Document excerpt START

Antiglioma effect of ascorbic acid and menadione combination in U251 glioblastoma cell line is mediated by ROS-dependent downregulation of Akt

Abstract

Glioblastoma multiforme (GBM) represents the most common and aggressive brain tumor that still lacks effective treatment options. Tumorigenesis and progression of GBM is tightly connected with over-activation of PI3K/Akt pathway, as well as with perturbed reactive oxygen species (ROS) generation in tumor cells and microenvironment. Breaking the redox balance within the tumor cells by enhancing ROS production is one of the proposed strategies for the treatment of malignancies. The aim of this study was to investigate potential antiglioma effect of ascorbic acid (AA) and menadione (MD) combination (AA+MD), the well-known oxidative stress inducer, and determine the interplay between Akt kinase activity and ROS generation in AA+MD-treated human U251 glioblastoma cells. To this end, U251 cells were treated with AA, MD and AA+MD, in the presence or absence of antioxidant N-acetylcysteine (NAC) or selective Akt inhibitor 10-DEBC hydrochloride (DEBC). Cell viability was assessed using crystal violet and MTT assays, ROS production was evaluated by flow cytometry of dihydrorhodamine-labeled cells, while Akt activity was determined using immunoblot. In contrast to AA and MD alone, combined treatment significantly decreased viability of U251 cells. The prominent toxicity of AA+MD was accompanied by an increase in ROS generation and Akt inhibition. ROS scavenger NAC diminished both Akt inhibition and cytotoxic effect of AA+MD, suggesting that Akt inactivation and cell death induced by AA+MD are ROS-dependent. Additionally, specific Akt inhibitor DEBC further enhanced death of U251 cells and elevated AA+MD-induced ROS production. Collectively, these results suggest that PI3K/Akt serves as pro-survival pathway, and its abolishing due to excessive ROS accumulation leads to glioblastoma cell death. Further, a pro-survival role of PI3K/Akt might encompass ROS removal. In conclusion, treatment with AA and MD, particularly in combination with Akt-targeted therapy, has great potential in combating GBM which is worthy of further investigation.

Document excerpt END

● **Exercise goal**: In the glioblastoma abstract, how was ROS production evaluated?

Entries provided START

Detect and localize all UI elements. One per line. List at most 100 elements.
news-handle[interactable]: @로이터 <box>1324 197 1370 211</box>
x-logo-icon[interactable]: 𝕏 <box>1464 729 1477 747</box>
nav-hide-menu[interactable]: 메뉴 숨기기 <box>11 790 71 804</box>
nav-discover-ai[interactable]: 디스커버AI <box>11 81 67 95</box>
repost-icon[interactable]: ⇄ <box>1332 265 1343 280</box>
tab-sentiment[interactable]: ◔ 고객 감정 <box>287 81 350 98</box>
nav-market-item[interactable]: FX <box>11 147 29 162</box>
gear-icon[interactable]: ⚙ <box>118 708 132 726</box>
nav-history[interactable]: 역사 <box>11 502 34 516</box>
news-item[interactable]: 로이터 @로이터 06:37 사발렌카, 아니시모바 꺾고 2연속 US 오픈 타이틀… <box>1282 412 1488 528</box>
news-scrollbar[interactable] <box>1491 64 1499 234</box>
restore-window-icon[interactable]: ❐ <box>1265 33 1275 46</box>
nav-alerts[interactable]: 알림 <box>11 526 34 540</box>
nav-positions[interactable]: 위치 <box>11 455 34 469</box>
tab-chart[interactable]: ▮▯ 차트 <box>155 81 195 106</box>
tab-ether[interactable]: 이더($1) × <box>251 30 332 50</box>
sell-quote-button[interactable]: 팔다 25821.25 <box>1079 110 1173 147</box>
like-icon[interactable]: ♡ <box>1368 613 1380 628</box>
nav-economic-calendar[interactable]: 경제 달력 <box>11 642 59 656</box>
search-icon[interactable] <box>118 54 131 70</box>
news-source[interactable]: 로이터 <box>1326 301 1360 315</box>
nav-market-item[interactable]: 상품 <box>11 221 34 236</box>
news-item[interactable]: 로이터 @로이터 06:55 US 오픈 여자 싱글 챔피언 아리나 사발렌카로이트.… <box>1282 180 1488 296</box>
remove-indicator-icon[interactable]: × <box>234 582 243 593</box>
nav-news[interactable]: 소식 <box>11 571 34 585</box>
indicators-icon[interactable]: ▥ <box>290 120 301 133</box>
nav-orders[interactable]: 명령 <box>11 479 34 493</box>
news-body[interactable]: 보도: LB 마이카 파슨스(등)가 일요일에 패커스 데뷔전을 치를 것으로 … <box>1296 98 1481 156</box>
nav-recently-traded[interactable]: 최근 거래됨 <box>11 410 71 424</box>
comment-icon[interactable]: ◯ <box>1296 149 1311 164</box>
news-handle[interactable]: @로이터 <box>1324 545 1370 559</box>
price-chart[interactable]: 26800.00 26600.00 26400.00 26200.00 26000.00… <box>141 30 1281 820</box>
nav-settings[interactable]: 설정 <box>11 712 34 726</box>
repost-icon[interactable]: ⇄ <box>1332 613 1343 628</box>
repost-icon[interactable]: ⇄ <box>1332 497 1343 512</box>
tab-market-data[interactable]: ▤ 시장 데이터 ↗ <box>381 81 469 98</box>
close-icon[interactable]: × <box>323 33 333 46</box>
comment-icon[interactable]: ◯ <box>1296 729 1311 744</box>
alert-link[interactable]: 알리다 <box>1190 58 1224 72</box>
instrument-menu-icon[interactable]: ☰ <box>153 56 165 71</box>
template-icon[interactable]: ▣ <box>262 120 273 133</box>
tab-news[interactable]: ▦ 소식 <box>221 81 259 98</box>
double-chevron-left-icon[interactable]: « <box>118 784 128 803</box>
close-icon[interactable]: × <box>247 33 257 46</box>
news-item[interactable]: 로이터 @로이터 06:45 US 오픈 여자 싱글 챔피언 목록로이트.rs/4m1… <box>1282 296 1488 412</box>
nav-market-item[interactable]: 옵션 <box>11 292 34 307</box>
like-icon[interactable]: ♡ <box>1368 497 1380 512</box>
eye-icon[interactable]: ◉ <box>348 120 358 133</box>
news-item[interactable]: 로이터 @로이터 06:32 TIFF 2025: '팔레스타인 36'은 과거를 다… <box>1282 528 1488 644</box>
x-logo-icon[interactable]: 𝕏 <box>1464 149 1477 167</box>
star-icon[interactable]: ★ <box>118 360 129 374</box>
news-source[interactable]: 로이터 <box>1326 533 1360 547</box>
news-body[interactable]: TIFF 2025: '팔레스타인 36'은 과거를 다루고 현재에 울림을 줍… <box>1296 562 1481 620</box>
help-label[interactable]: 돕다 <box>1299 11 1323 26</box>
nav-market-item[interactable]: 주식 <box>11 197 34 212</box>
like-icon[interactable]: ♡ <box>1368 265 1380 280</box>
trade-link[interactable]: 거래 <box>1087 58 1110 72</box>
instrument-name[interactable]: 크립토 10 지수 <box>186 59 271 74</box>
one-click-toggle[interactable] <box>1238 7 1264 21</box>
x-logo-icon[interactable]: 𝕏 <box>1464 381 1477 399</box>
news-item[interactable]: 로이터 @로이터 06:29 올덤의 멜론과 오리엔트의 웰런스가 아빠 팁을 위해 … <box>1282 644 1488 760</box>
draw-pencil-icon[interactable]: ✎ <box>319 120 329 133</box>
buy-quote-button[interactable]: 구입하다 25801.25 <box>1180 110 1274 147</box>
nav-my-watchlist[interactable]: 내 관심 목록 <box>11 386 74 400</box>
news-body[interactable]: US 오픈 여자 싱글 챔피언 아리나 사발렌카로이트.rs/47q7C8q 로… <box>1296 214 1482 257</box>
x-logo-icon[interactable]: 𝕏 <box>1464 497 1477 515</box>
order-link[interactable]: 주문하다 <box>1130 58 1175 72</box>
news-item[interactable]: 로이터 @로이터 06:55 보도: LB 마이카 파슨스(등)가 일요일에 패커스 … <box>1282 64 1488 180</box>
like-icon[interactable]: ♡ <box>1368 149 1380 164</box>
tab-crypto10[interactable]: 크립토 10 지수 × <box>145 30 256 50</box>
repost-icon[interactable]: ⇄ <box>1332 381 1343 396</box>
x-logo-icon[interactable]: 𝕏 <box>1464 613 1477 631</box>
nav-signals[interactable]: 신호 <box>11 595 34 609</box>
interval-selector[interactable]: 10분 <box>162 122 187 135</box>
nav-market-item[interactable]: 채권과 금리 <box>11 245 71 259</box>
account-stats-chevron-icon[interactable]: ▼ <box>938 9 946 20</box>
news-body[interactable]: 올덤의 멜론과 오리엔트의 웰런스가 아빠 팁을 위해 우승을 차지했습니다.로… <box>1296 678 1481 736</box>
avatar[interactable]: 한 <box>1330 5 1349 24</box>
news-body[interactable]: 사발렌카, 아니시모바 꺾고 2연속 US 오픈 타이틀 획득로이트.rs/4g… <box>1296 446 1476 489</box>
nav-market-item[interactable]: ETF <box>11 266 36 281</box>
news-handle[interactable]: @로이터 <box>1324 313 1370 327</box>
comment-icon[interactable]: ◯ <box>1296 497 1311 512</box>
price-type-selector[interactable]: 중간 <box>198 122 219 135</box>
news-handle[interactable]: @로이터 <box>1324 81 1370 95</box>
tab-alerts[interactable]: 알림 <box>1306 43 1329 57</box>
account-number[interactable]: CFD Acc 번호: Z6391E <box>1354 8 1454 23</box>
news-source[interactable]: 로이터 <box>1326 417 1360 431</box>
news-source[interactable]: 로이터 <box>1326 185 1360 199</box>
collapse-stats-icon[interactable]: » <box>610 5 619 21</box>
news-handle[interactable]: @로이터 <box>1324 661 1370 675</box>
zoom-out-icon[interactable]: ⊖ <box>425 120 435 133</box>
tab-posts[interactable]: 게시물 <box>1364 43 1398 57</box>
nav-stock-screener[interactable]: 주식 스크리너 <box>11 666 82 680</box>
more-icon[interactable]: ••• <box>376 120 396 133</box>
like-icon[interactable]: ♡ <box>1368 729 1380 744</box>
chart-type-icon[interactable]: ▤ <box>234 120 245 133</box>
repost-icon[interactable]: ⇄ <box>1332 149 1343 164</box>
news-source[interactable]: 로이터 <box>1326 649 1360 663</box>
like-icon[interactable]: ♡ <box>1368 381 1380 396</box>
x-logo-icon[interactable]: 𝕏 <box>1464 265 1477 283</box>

Entries provided END

● **Solution to this task**: By flow cytometry of dihydrorhodamine-labeled cells.